Chart and figure data —

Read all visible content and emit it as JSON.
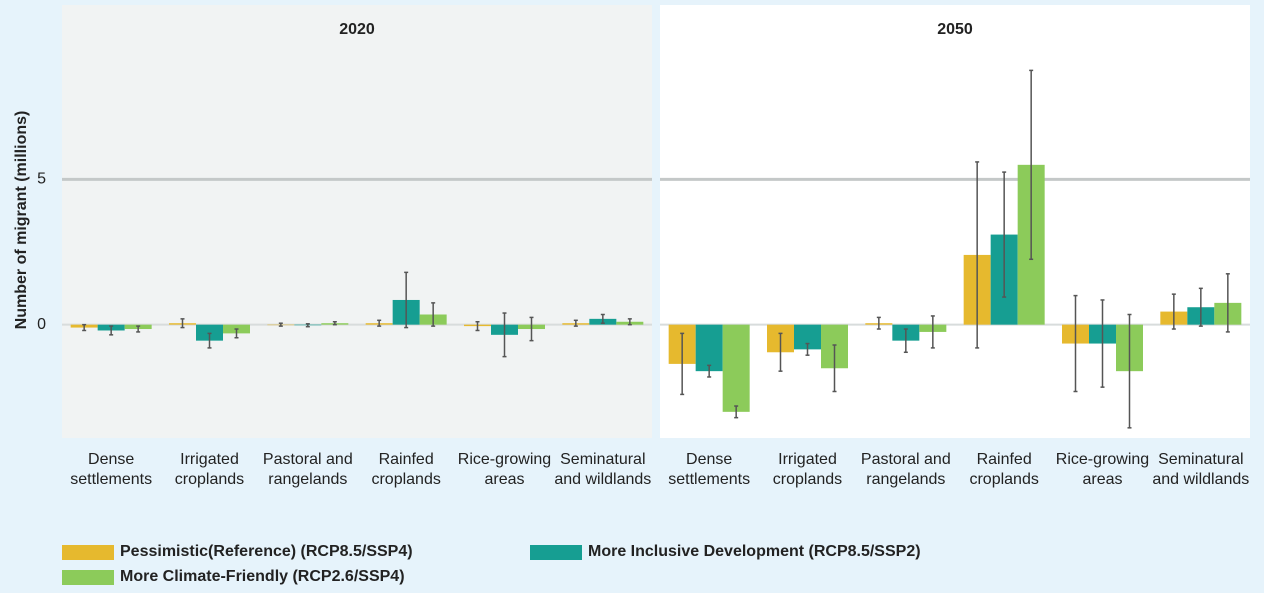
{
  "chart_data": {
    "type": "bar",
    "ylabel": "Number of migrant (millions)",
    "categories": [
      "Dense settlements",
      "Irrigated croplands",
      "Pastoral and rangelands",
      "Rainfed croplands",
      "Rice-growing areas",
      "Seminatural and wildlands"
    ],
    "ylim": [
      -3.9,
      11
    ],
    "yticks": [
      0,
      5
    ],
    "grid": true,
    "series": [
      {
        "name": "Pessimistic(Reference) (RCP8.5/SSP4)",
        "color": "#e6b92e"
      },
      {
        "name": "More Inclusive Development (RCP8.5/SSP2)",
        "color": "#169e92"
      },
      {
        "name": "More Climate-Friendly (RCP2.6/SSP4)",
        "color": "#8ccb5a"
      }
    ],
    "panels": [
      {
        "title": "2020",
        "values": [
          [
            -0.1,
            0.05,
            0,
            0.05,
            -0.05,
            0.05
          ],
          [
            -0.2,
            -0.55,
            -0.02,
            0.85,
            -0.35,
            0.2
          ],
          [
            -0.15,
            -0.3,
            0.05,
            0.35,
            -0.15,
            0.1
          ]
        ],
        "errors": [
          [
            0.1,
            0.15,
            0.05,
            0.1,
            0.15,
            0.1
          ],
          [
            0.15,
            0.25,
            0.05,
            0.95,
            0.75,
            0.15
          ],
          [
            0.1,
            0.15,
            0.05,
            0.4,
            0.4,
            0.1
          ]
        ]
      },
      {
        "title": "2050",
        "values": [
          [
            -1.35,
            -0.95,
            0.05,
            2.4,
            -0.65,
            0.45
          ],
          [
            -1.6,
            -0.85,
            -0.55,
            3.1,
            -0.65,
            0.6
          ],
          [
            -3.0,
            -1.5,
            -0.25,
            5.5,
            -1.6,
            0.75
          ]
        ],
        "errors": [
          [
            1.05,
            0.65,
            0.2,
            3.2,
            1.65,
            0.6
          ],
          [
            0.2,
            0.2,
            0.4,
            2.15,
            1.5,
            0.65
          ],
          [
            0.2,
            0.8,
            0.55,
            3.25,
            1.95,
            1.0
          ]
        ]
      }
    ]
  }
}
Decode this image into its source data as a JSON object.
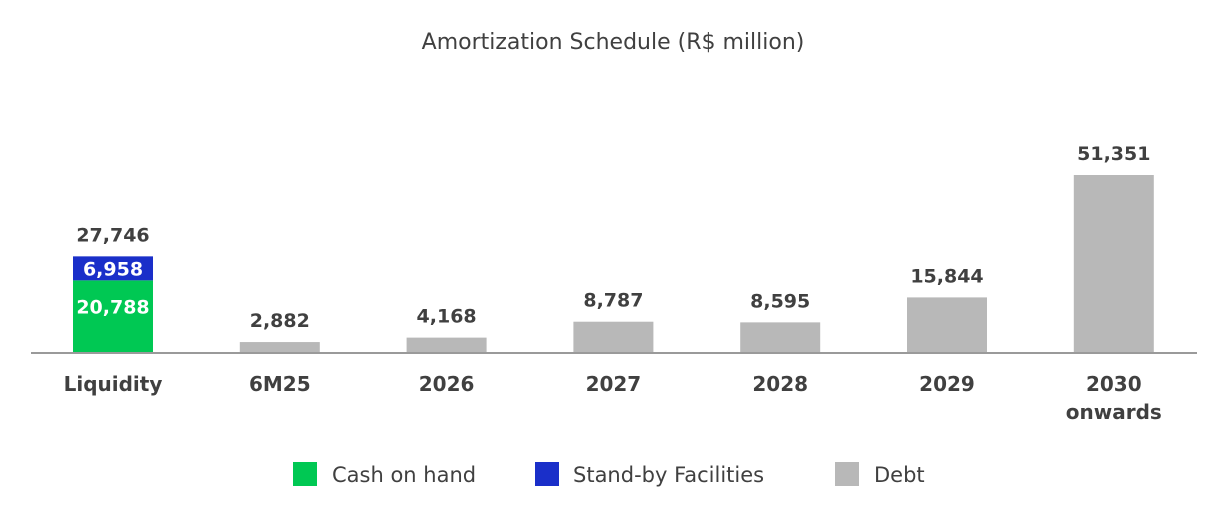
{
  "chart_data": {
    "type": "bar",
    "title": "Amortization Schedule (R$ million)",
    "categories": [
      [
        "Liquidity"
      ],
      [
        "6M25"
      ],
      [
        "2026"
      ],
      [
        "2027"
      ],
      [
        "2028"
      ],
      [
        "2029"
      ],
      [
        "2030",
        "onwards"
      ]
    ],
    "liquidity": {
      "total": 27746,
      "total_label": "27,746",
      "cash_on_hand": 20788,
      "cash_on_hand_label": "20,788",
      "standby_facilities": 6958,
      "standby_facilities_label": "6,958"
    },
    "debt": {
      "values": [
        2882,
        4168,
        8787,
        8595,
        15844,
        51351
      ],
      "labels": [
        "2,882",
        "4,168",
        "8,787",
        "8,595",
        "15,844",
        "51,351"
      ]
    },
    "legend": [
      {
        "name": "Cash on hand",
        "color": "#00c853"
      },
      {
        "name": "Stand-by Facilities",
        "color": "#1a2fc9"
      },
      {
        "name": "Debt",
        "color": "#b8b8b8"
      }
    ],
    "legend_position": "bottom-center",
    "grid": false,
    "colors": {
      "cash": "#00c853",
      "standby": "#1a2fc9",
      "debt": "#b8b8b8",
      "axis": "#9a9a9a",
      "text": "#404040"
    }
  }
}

Work to be completed — Which lines contain the word "name"? Return each of them.

Response to this exercise —
        "name": "Pessimistic(Reference) (RCP8.5/SSP4)",
        "name": "More Inclusive Development (RCP8.5/SSP2)",
        "name": "More Climate-Friendly (RCP2.6/SSP4)",
        "name": "Cash on hand",
        "name": "Stand-by Facilities",
        "name": "Debt",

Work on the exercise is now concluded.